> **Requirements**
Scan the data below. Pull out each line where "системы" occurs.

# # # #

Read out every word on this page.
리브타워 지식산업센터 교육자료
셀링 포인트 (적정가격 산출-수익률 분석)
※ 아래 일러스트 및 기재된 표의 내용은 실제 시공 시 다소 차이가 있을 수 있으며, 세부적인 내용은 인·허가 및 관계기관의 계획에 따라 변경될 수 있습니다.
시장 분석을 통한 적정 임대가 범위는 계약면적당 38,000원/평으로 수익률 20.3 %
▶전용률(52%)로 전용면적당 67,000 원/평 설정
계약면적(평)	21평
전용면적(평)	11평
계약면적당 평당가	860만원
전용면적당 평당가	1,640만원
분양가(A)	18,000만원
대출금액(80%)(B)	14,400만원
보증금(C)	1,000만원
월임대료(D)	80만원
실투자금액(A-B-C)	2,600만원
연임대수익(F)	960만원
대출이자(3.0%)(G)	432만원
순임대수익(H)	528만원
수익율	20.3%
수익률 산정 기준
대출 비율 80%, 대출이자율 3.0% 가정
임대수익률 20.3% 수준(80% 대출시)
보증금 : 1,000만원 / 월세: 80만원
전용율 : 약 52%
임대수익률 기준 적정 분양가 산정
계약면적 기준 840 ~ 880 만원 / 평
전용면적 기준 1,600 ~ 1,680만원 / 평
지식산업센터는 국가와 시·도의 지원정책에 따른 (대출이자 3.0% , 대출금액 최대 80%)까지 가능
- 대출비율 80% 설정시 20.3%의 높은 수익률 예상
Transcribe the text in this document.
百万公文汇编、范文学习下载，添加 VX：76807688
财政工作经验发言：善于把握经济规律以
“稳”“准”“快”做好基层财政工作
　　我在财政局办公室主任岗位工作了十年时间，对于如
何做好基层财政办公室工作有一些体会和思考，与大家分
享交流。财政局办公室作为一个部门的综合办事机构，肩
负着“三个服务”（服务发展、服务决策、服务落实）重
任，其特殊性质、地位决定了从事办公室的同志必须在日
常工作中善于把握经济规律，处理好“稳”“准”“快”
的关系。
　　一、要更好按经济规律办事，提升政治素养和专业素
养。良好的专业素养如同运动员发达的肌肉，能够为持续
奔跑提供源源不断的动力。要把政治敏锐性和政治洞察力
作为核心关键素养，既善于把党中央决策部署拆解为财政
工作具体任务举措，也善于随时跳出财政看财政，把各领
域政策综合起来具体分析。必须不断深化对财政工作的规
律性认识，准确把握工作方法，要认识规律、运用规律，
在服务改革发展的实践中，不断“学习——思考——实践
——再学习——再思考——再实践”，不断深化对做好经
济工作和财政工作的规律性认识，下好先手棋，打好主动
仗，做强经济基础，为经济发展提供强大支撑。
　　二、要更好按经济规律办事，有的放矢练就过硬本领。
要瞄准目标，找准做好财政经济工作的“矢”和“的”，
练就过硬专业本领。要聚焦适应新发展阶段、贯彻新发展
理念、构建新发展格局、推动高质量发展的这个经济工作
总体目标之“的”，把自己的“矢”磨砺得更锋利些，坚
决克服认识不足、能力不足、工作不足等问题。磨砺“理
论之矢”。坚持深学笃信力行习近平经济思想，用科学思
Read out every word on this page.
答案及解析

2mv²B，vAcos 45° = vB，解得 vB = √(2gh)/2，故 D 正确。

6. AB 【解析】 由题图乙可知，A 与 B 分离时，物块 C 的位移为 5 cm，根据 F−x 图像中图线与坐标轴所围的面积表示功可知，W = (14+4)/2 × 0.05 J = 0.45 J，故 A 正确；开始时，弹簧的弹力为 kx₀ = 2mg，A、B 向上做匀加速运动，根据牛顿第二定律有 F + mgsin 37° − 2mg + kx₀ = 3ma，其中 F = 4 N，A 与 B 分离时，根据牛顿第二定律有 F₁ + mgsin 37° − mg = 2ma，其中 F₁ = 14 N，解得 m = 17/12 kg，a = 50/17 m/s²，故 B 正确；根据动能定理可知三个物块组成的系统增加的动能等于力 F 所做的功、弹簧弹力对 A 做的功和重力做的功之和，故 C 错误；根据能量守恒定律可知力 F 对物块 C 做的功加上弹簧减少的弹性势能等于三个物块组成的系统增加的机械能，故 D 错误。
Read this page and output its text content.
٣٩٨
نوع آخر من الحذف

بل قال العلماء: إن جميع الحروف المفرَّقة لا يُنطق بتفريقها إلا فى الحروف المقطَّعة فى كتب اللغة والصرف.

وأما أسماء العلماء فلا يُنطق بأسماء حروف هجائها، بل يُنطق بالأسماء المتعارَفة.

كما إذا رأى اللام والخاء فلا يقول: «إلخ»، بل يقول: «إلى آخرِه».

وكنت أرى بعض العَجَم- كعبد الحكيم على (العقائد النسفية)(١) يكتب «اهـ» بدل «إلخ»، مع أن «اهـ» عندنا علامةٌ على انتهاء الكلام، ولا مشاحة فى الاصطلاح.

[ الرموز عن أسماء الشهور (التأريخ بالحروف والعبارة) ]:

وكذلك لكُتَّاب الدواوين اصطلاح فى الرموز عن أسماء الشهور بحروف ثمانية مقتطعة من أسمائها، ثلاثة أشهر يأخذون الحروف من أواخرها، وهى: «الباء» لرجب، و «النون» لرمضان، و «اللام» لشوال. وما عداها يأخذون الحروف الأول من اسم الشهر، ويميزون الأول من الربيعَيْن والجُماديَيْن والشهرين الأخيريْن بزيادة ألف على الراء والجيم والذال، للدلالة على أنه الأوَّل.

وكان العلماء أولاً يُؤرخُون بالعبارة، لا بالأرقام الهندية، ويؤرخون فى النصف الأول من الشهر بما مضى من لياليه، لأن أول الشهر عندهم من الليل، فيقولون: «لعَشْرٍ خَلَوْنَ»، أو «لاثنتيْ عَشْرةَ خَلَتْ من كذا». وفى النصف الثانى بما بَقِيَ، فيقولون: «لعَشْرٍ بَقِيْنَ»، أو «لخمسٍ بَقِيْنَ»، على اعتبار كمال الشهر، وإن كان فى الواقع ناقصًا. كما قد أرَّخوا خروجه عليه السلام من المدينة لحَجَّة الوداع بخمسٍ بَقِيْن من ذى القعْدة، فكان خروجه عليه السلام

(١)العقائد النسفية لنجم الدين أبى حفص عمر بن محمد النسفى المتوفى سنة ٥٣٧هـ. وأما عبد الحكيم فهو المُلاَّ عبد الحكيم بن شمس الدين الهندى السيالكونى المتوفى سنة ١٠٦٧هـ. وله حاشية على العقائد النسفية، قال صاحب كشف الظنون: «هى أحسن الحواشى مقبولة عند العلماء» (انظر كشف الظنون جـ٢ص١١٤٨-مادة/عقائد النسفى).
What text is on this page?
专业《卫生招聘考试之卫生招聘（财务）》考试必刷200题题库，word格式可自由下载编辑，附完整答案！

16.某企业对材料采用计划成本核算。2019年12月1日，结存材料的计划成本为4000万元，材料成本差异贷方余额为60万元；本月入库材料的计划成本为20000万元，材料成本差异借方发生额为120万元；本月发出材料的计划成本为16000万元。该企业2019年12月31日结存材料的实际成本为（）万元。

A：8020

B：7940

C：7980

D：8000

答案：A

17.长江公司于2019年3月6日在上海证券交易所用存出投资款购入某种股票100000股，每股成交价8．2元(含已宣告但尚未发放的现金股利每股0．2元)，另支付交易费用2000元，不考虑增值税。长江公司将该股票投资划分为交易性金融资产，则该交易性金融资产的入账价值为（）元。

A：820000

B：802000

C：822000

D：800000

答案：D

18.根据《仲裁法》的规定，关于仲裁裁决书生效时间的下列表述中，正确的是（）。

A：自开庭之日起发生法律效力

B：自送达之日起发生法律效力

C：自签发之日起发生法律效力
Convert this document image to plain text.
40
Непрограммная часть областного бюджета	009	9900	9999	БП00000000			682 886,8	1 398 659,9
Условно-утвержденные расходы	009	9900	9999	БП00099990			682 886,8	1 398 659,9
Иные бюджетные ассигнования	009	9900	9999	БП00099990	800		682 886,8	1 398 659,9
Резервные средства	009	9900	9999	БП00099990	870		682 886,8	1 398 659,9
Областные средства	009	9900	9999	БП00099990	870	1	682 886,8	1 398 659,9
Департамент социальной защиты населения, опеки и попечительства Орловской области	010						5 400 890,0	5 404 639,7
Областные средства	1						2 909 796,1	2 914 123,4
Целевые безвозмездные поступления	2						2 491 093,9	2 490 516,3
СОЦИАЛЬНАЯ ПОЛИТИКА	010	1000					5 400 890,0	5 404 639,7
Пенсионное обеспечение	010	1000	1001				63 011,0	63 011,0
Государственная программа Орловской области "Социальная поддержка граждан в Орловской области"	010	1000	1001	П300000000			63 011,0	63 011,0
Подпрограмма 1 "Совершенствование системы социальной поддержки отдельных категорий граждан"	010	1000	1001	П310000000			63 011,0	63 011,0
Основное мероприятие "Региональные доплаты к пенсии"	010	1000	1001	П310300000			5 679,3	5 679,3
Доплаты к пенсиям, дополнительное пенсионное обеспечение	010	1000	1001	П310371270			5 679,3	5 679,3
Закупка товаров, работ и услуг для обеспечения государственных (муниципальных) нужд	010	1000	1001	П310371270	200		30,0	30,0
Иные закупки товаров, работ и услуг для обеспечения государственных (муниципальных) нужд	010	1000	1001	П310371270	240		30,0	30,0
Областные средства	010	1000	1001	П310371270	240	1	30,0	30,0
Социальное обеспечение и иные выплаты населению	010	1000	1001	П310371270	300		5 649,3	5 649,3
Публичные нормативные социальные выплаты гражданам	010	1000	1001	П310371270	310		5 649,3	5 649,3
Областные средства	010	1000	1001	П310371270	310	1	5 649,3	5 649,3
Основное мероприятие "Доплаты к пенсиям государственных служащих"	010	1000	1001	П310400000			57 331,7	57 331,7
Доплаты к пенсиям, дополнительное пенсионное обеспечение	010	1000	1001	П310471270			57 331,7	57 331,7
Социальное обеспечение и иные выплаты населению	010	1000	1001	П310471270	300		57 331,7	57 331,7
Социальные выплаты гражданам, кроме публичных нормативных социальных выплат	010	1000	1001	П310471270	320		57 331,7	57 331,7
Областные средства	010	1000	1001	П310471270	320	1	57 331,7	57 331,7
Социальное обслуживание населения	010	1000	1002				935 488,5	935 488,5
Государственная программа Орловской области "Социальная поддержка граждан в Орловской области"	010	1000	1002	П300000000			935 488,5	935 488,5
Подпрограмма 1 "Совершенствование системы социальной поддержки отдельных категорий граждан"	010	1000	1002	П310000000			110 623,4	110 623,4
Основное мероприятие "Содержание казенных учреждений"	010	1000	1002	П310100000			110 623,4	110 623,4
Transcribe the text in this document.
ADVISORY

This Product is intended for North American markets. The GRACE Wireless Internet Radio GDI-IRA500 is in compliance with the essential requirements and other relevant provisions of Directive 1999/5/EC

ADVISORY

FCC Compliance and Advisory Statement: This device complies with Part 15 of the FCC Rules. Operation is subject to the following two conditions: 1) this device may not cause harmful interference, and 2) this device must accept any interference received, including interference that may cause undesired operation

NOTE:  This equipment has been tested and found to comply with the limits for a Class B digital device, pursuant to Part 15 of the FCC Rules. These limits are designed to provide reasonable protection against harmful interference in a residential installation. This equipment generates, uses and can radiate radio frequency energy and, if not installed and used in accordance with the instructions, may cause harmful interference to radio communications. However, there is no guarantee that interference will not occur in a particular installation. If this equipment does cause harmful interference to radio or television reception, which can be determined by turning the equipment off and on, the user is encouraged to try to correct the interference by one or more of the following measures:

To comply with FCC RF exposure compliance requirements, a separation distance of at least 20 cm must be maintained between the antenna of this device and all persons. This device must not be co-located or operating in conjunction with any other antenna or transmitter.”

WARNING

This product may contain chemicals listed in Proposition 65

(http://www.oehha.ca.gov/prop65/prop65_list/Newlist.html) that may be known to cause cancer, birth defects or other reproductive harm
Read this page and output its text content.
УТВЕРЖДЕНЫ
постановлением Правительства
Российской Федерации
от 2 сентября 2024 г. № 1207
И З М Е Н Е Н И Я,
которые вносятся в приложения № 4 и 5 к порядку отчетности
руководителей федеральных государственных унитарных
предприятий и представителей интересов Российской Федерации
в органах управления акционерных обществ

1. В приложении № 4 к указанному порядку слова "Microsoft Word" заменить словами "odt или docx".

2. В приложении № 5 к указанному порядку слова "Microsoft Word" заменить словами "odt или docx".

# # # #

> **Response to the exercise**
Подпрограмма 1 "Совершенствование системы социальной поддержки отдельных категорий граждан"	010	1000	1001	П310000000			63 011,0	63 011,0
Подпрограмма 1 "Совершенствование системы социальной поддержки отдельных категорий граждан"	010	1000	1002	П310000000			110 623,4	110 623,4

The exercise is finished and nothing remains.